From the entries below, report how many lines contain the string "image". Give only that number.
[START OF DATA SUPPLIED]
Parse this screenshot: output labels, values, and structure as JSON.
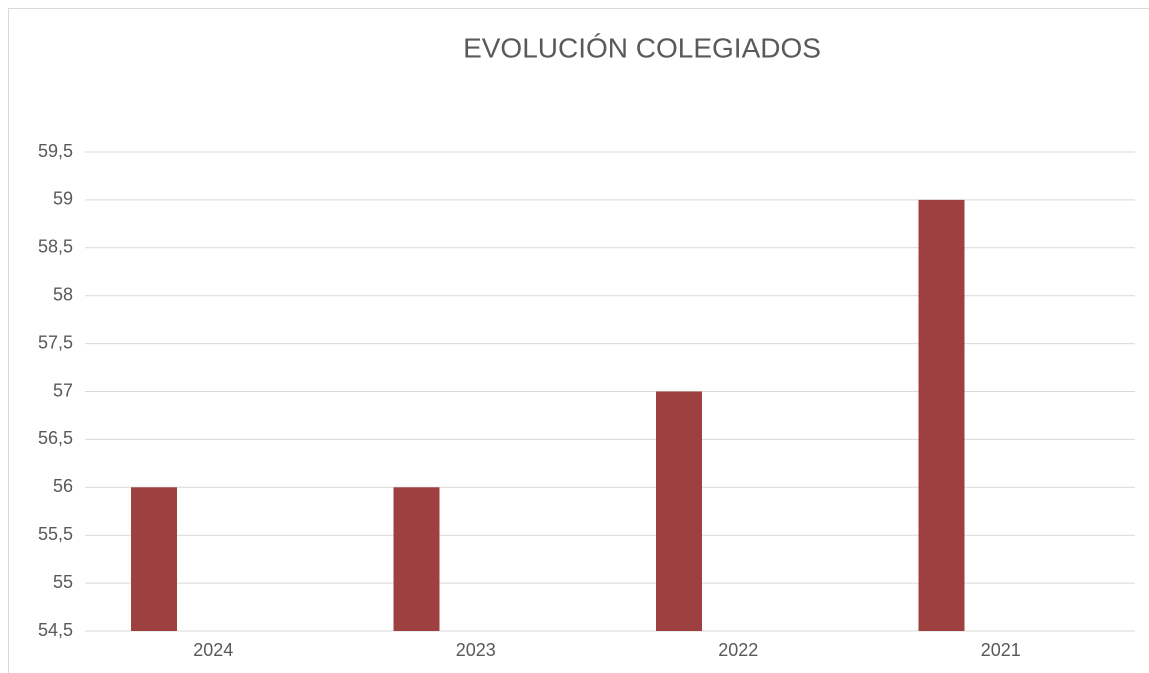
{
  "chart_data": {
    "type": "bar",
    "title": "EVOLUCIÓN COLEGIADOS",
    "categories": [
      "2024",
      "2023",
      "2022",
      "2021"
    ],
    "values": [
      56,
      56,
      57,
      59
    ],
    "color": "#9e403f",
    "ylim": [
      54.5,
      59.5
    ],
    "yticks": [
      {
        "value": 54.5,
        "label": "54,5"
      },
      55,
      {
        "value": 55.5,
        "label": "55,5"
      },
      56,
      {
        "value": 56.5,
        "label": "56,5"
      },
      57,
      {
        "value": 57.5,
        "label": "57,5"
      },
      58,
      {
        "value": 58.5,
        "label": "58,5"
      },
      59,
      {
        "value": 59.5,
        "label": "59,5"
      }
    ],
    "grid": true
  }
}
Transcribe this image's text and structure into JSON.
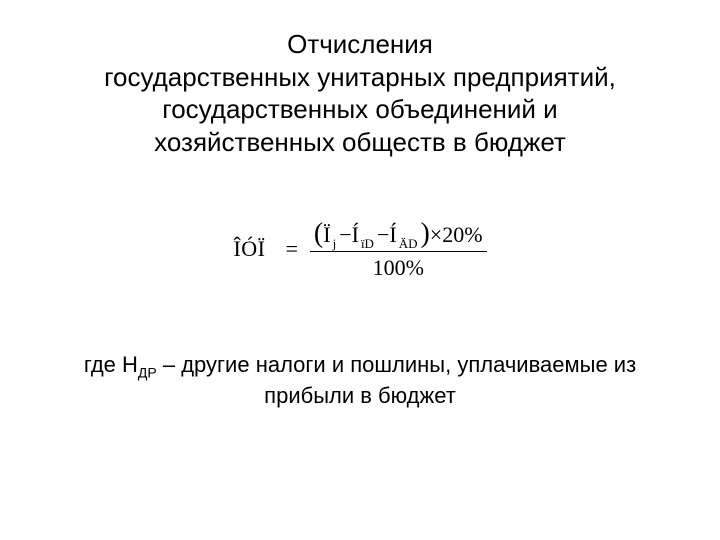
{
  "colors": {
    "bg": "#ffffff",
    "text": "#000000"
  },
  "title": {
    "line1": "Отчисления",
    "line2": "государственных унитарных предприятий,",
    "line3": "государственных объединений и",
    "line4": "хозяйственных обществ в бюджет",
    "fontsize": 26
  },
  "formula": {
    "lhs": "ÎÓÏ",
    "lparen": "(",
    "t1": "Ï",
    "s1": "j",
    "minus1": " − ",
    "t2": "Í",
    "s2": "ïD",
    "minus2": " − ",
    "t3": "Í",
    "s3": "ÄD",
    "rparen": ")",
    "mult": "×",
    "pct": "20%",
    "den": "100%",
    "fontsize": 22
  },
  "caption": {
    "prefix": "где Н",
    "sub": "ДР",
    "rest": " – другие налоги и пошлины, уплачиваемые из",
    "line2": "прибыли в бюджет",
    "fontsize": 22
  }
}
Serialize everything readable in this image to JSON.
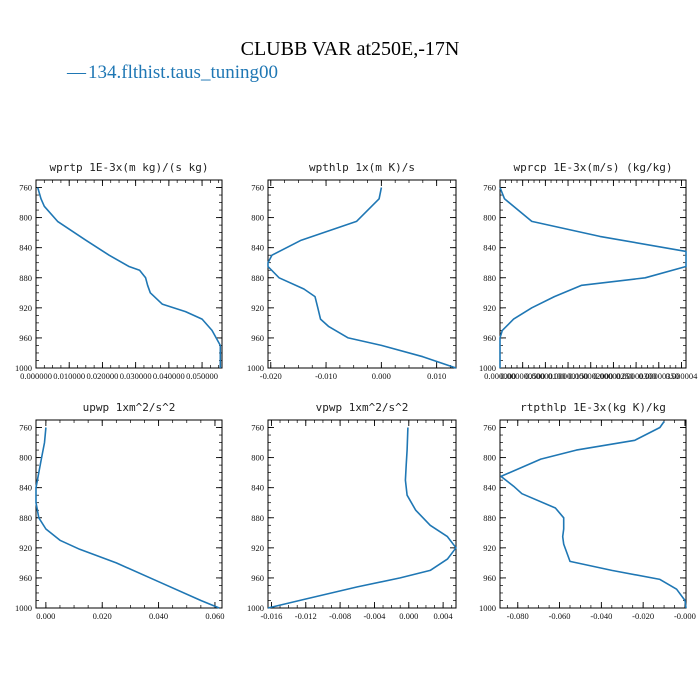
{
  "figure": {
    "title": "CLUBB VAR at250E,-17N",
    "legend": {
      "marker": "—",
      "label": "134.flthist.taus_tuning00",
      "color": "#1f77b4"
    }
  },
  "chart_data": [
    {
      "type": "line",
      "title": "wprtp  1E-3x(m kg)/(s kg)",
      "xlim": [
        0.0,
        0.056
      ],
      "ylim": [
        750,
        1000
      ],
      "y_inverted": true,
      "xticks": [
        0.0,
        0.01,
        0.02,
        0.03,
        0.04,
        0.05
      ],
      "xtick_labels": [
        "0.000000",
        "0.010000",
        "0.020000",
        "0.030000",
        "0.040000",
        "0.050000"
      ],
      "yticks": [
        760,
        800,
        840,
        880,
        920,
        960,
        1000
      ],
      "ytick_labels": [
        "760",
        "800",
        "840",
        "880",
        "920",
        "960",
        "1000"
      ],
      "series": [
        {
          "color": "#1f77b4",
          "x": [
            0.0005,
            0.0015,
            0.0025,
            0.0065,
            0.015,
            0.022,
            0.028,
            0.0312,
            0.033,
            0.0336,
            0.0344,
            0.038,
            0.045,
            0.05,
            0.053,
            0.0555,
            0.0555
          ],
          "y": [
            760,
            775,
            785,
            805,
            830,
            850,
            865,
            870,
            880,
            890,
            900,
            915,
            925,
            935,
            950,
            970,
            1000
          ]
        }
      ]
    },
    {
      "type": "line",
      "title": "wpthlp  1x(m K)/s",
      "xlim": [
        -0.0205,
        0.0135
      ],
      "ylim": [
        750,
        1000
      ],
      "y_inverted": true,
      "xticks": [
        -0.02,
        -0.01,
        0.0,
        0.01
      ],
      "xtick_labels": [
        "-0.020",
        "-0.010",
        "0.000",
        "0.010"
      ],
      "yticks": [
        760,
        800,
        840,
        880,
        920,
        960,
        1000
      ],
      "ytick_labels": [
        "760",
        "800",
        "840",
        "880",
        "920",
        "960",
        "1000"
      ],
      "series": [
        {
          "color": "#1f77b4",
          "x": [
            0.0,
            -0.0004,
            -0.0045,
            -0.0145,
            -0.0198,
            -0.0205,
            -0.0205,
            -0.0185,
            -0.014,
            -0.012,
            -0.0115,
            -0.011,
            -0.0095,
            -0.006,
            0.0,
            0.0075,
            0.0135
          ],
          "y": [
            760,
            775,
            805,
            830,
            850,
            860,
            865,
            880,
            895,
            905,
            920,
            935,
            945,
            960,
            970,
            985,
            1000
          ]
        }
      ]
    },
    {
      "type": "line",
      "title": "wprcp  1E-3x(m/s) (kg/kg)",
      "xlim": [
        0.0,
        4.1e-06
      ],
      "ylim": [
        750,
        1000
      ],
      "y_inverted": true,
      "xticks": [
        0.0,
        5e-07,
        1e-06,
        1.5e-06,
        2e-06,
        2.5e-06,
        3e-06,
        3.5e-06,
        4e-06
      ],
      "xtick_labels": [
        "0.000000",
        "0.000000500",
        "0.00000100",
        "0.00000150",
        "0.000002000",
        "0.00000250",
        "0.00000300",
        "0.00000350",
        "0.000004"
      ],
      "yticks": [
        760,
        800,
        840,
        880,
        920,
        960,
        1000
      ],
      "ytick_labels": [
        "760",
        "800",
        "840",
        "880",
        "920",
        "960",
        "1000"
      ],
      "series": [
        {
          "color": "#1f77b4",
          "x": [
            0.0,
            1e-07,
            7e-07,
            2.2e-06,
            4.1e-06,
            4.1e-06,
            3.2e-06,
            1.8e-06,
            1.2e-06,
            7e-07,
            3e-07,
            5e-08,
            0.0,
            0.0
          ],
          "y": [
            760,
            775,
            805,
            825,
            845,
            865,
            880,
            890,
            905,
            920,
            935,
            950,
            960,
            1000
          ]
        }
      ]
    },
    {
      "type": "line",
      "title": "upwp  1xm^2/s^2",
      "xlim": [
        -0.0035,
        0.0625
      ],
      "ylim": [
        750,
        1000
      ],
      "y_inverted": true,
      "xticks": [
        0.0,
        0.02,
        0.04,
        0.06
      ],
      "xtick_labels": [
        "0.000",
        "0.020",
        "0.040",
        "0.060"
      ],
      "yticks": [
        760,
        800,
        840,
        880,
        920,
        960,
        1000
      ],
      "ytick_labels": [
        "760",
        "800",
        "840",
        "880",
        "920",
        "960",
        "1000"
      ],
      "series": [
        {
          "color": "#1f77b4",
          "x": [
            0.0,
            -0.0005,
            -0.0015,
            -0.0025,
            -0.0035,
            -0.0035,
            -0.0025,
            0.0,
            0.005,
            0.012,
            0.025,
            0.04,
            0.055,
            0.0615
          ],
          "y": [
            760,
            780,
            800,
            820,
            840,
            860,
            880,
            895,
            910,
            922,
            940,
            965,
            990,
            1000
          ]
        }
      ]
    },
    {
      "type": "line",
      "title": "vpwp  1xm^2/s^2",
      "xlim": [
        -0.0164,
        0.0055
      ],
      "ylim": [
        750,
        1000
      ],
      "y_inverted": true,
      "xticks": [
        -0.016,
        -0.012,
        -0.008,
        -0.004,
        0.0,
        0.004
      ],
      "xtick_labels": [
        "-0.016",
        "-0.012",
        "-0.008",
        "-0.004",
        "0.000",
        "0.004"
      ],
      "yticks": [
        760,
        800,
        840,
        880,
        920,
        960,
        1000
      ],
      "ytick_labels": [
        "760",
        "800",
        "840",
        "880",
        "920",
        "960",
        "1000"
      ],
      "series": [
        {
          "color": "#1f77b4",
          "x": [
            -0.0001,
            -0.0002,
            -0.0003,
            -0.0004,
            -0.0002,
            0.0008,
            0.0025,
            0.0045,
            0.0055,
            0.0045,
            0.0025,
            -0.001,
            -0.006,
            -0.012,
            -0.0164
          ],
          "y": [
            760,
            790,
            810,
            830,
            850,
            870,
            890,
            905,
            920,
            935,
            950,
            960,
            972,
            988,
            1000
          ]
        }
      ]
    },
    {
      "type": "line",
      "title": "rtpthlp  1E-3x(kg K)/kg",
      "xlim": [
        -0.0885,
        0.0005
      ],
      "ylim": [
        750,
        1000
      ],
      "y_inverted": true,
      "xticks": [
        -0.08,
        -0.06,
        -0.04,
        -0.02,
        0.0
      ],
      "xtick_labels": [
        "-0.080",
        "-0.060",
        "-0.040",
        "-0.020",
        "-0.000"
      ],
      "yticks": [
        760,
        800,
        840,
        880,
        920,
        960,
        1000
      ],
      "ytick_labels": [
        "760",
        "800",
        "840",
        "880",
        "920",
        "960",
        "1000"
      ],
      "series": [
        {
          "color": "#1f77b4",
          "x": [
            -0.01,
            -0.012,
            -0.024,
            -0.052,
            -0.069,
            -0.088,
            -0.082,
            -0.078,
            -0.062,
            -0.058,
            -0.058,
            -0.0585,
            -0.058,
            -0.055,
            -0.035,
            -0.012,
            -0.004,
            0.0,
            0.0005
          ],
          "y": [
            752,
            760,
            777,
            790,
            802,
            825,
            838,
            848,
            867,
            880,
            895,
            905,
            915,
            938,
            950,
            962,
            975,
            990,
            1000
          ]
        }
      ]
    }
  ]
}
[END OF DATA SUPPLIED]
[START OF DATA SUPPLIED]
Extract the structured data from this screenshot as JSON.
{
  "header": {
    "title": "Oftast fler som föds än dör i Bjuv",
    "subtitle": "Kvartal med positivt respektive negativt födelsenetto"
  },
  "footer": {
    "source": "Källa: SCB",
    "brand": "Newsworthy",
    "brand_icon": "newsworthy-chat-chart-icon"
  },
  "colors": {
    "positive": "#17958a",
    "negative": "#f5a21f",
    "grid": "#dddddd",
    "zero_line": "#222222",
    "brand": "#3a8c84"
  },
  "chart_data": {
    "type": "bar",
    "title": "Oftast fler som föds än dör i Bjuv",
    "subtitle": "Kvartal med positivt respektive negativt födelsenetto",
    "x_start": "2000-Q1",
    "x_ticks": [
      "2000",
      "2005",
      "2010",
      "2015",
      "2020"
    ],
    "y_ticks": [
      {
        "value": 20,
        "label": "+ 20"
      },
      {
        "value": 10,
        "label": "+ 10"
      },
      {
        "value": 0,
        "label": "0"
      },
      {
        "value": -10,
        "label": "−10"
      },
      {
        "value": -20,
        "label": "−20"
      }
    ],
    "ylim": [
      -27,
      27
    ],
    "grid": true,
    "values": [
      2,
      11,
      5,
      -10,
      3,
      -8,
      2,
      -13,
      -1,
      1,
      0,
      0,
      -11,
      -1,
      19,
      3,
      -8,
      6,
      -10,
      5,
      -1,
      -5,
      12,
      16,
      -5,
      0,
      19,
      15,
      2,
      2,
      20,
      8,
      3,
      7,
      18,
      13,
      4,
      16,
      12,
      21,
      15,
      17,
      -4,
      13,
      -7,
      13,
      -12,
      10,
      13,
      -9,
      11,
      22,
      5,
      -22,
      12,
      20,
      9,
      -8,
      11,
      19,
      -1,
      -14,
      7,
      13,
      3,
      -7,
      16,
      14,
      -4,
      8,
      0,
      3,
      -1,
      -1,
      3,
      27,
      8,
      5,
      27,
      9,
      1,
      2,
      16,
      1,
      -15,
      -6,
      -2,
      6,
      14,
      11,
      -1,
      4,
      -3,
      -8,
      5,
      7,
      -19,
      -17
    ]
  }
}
[END OF DATA SUPPLIED]
▶ [THE RESPONSE]: 2